(Dataset rows about figures)
====

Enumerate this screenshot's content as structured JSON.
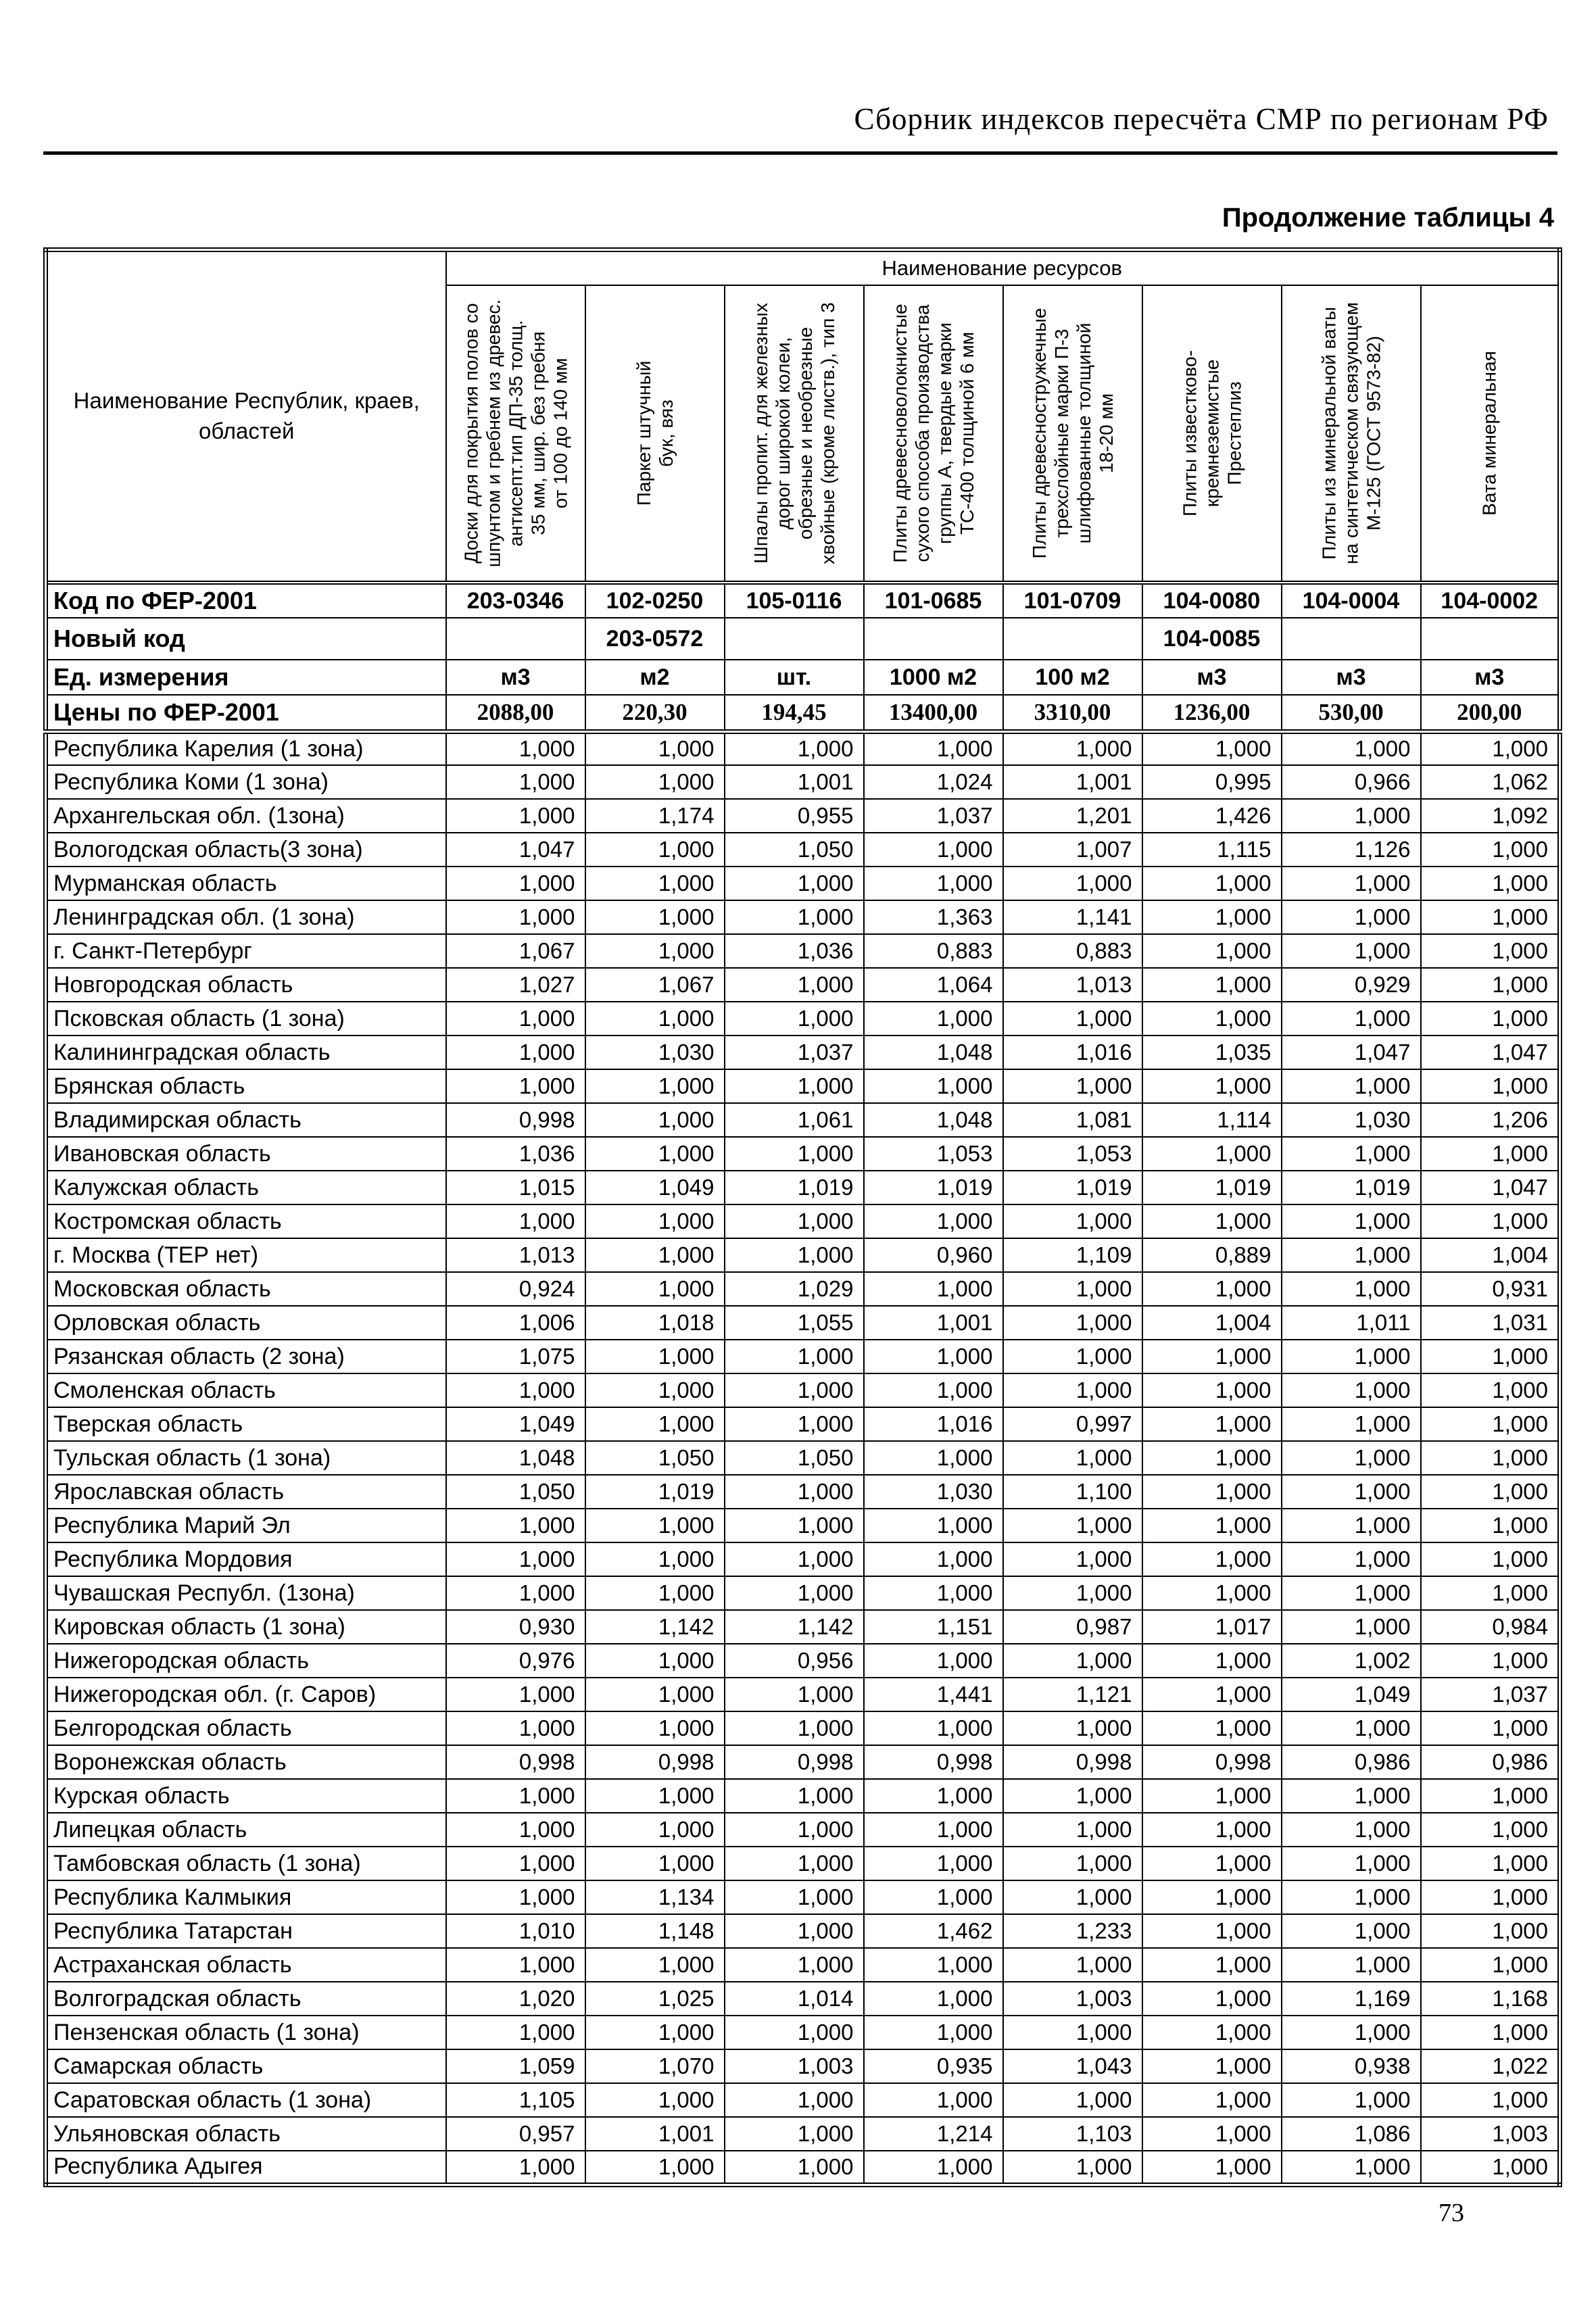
{
  "page": {
    "header_title": "Сборник индексов пересчёта СМР  по регионам РФ",
    "table_caption": "Продолжение таблицы 4",
    "page_number": "73"
  },
  "table": {
    "region_header": "Наименование Республик, краев,\nобластей",
    "resources_header": "Наименование ресурсов",
    "columns": [
      "Доски для  покрытия полов со\nшпунтом и гребнем  из древес.\nантисепт.тип  ДП-35 толщ.\n35 мм, шир. без гребня\nот 100 до 140 мм",
      "Паркет штучный\nбук, вяз",
      "Шпалы пропит. для железных\nдорог широкой колеи,\nобрезные и необрезные\nхвойные (кроме листв.), тип 3",
      "Плиты  древесноволокнистые\nсухого способа производства\nгруппы А, твердые марки\nТС-400 толщиной 6 мм",
      "Плиты древесностружечные\nтрехслойные марки П-3\nшлифованные  толщиной\n18-20 мм",
      "Плиты известково-\nкремнеземистые\nПрестеплиз",
      "Плиты из минеральной  ваты\nна синтетическом связующем\nМ-125 (ГОСТ 9573-82)",
      "Вата минеральная"
    ],
    "meta_rows": [
      {
        "label": "Код по ФЕР-2001",
        "values": [
          "203-0346",
          "102-0250",
          "105-0116",
          "101-0685",
          "101-0709",
          "104-0080",
          "104-0004",
          "104-0002"
        ]
      },
      {
        "label": "Новый код",
        "values": [
          "",
          "203-0572",
          "",
          "",
          "",
          "104-0085",
          "",
          ""
        ]
      },
      {
        "label": "Ед. измерения",
        "values": [
          "м3",
          "м2",
          "шт.",
          "1000 м2",
          "100 м2",
          "м3",
          "м3",
          "м3"
        ]
      },
      {
        "label": "Цены по ФЕР-2001",
        "values": [
          "2088,00",
          "220,30",
          "194,45",
          "13400,00",
          "3310,00",
          "1236,00",
          "530,00",
          "200,00"
        ]
      }
    ],
    "regions": [
      {
        "name": "Республика Карелия (1 зона)",
        "values": [
          "1,000",
          "1,000",
          "1,000",
          "1,000",
          "1,000",
          "1,000",
          "1,000",
          "1,000"
        ]
      },
      {
        "name": "Республика Коми (1 зона)",
        "values": [
          "1,000",
          "1,000",
          "1,001",
          "1,024",
          "1,001",
          "0,995",
          "0,966",
          "1,062"
        ]
      },
      {
        "name": "Архангельская обл. (1зона)",
        "values": [
          "1,000",
          "1,174",
          "0,955",
          "1,037",
          "1,201",
          "1,426",
          "1,000",
          "1,092"
        ]
      },
      {
        "name": "Вологодская область(3 зона)",
        "values": [
          "1,047",
          "1,000",
          "1,050",
          "1,000",
          "1,007",
          "1,115",
          "1,126",
          "1,000"
        ]
      },
      {
        "name": "Мурманская область",
        "values": [
          "1,000",
          "1,000",
          "1,000",
          "1,000",
          "1,000",
          "1,000",
          "1,000",
          "1,000"
        ]
      },
      {
        "name": "Ленинградская обл. (1 зона)",
        "values": [
          "1,000",
          "1,000",
          "1,000",
          "1,363",
          "1,141",
          "1,000",
          "1,000",
          "1,000"
        ]
      },
      {
        "name": "г. Санкт-Петербург",
        "values": [
          "1,067",
          "1,000",
          "1,036",
          "0,883",
          "0,883",
          "1,000",
          "1,000",
          "1,000"
        ]
      },
      {
        "name": "Новгородская область",
        "values": [
          "1,027",
          "1,067",
          "1,000",
          "1,064",
          "1,013",
          "1,000",
          "0,929",
          "1,000"
        ]
      },
      {
        "name": "Псковская область (1 зона)",
        "values": [
          "1,000",
          "1,000",
          "1,000",
          "1,000",
          "1,000",
          "1,000",
          "1,000",
          "1,000"
        ]
      },
      {
        "name": "Калининградская область",
        "values": [
          "1,000",
          "1,030",
          "1,037",
          "1,048",
          "1,016",
          "1,035",
          "1,047",
          "1,047"
        ]
      },
      {
        "name": "Брянская область",
        "values": [
          "1,000",
          "1,000",
          "1,000",
          "1,000",
          "1,000",
          "1,000",
          "1,000",
          "1,000"
        ]
      },
      {
        "name": "Владимирская область",
        "values": [
          "0,998",
          "1,000",
          "1,061",
          "1,048",
          "1,081",
          "1,114",
          "1,030",
          "1,206"
        ]
      },
      {
        "name": "Ивановская область",
        "values": [
          "1,036",
          "1,000",
          "1,000",
          "1,053",
          "1,053",
          "1,000",
          "1,000",
          "1,000"
        ]
      },
      {
        "name": "Калужская область",
        "values": [
          "1,015",
          "1,049",
          "1,019",
          "1,019",
          "1,019",
          "1,019",
          "1,019",
          "1,047"
        ]
      },
      {
        "name": "Костромская область",
        "values": [
          "1,000",
          "1,000",
          "1,000",
          "1,000",
          "1,000",
          "1,000",
          "1,000",
          "1,000"
        ]
      },
      {
        "name": "г. Москва (ТЕР нет)",
        "values": [
          "1,013",
          "1,000",
          "1,000",
          "0,960",
          "1,109",
          "0,889",
          "1,000",
          "1,004"
        ]
      },
      {
        "name": "Московская  область",
        "values": [
          "0,924",
          "1,000",
          "1,029",
          "1,000",
          "1,000",
          "1,000",
          "1,000",
          "0,931"
        ]
      },
      {
        "name": "Орловская область",
        "values": [
          "1,006",
          "1,018",
          "1,055",
          "1,001",
          "1,000",
          "1,004",
          "1,011",
          "1,031"
        ]
      },
      {
        "name": "Рязанская область (2 зона)",
        "values": [
          "1,075",
          "1,000",
          "1,000",
          "1,000",
          "1,000",
          "1,000",
          "1,000",
          "1,000"
        ]
      },
      {
        "name": "Смоленская область",
        "values": [
          "1,000",
          "1,000",
          "1,000",
          "1,000",
          "1,000",
          "1,000",
          "1,000",
          "1,000"
        ]
      },
      {
        "name": "Тверская область",
        "values": [
          "1,049",
          "1,000",
          "1,000",
          "1,016",
          "0,997",
          "1,000",
          "1,000",
          "1,000"
        ]
      },
      {
        "name": "Тульская область (1 зона)",
        "values": [
          "1,048",
          "1,050",
          "1,050",
          "1,000",
          "1,000",
          "1,000",
          "1,000",
          "1,000"
        ]
      },
      {
        "name": "Ярославская область",
        "values": [
          "1,050",
          "1,019",
          "1,000",
          "1,030",
          "1,100",
          "1,000",
          "1,000",
          "1,000"
        ]
      },
      {
        "name": "Республика Марий Эл",
        "values": [
          "1,000",
          "1,000",
          "1,000",
          "1,000",
          "1,000",
          "1,000",
          "1,000",
          "1,000"
        ]
      },
      {
        "name": "Республика Мордовия",
        "values": [
          "1,000",
          "1,000",
          "1,000",
          "1,000",
          "1,000",
          "1,000",
          "1,000",
          "1,000"
        ]
      },
      {
        "name": "Чувашская Республ. (1зона)",
        "values": [
          "1,000",
          "1,000",
          "1,000",
          "1,000",
          "1,000",
          "1,000",
          "1,000",
          "1,000"
        ]
      },
      {
        "name": "Кировская область (1 зона)",
        "values": [
          "0,930",
          "1,142",
          "1,142",
          "1,151",
          "0,987",
          "1,017",
          "1,000",
          "0,984"
        ]
      },
      {
        "name": "Нижегородская область",
        "values": [
          "0,976",
          "1,000",
          "0,956",
          "1,000",
          "1,000",
          "1,000",
          "1,002",
          "1,000"
        ]
      },
      {
        "name": "Нижегородская обл. (г. Саров)",
        "values": [
          "1,000",
          "1,000",
          "1,000",
          "1,441",
          "1,121",
          "1,000",
          "1,049",
          "1,037"
        ]
      },
      {
        "name": "Белгородская область",
        "values": [
          "1,000",
          "1,000",
          "1,000",
          "1,000",
          "1,000",
          "1,000",
          "1,000",
          "1,000"
        ]
      },
      {
        "name": "Воронежская область",
        "values": [
          "0,998",
          "0,998",
          "0,998",
          "0,998",
          "0,998",
          "0,998",
          "0,986",
          "0,986"
        ]
      },
      {
        "name": "Курская область",
        "values": [
          "1,000",
          "1,000",
          "1,000",
          "1,000",
          "1,000",
          "1,000",
          "1,000",
          "1,000"
        ]
      },
      {
        "name": "Липецкая область",
        "values": [
          "1,000",
          "1,000",
          "1,000",
          "1,000",
          "1,000",
          "1,000",
          "1,000",
          "1,000"
        ]
      },
      {
        "name": "Тамбовская область (1 зона)",
        "values": [
          "1,000",
          "1,000",
          "1,000",
          "1,000",
          "1,000",
          "1,000",
          "1,000",
          "1,000"
        ]
      },
      {
        "name": "Республика Калмыкия",
        "values": [
          "1,000",
          "1,134",
          "1,000",
          "1,000",
          "1,000",
          "1,000",
          "1,000",
          "1,000"
        ]
      },
      {
        "name": "Республика Татарстан",
        "values": [
          "1,010",
          "1,148",
          "1,000",
          "1,462",
          "1,233",
          "1,000",
          "1,000",
          "1,000"
        ]
      },
      {
        "name": "Астраханская область",
        "values": [
          "1,000",
          "1,000",
          "1,000",
          "1,000",
          "1,000",
          "1,000",
          "1,000",
          "1,000"
        ]
      },
      {
        "name": "Волгоградская область",
        "values": [
          "1,020",
          "1,025",
          "1,014",
          "1,000",
          "1,003",
          "1,000",
          "1,169",
          "1,168"
        ]
      },
      {
        "name": "Пензенская область (1 зона)",
        "values": [
          "1,000",
          "1,000",
          "1,000",
          "1,000",
          "1,000",
          "1,000",
          "1,000",
          "1,000"
        ]
      },
      {
        "name": "Самарская область",
        "values": [
          "1,059",
          "1,070",
          "1,003",
          "0,935",
          "1,043",
          "1,000",
          "0,938",
          "1,022"
        ]
      },
      {
        "name": "Саратовская область (1 зона)",
        "values": [
          "1,105",
          "1,000",
          "1,000",
          "1,000",
          "1,000",
          "1,000",
          "1,000",
          "1,000"
        ]
      },
      {
        "name": "Ульяновская область",
        "values": [
          "0,957",
          "1,001",
          "1,000",
          "1,214",
          "1,103",
          "1,000",
          "1,086",
          "1,003"
        ]
      },
      {
        "name": "Республика Адыгея",
        "values": [
          "1,000",
          "1,000",
          "1,000",
          "1,000",
          "1,000",
          "1,000",
          "1,000",
          "1,000"
        ]
      }
    ]
  }
}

====

TO BE DONE: Whichever lines contain the string "марки", select and copy them.

THE RESPONSE:
      "Плиты  древесноволокнистые\nсухого способа производства\nгруппы А, твердые марки\nТС-400 толщиной 6 мм",
      "Плиты древесностружечные\nтрехслойные марки П-3\nшлифованные  толщиной\n18-20 мм",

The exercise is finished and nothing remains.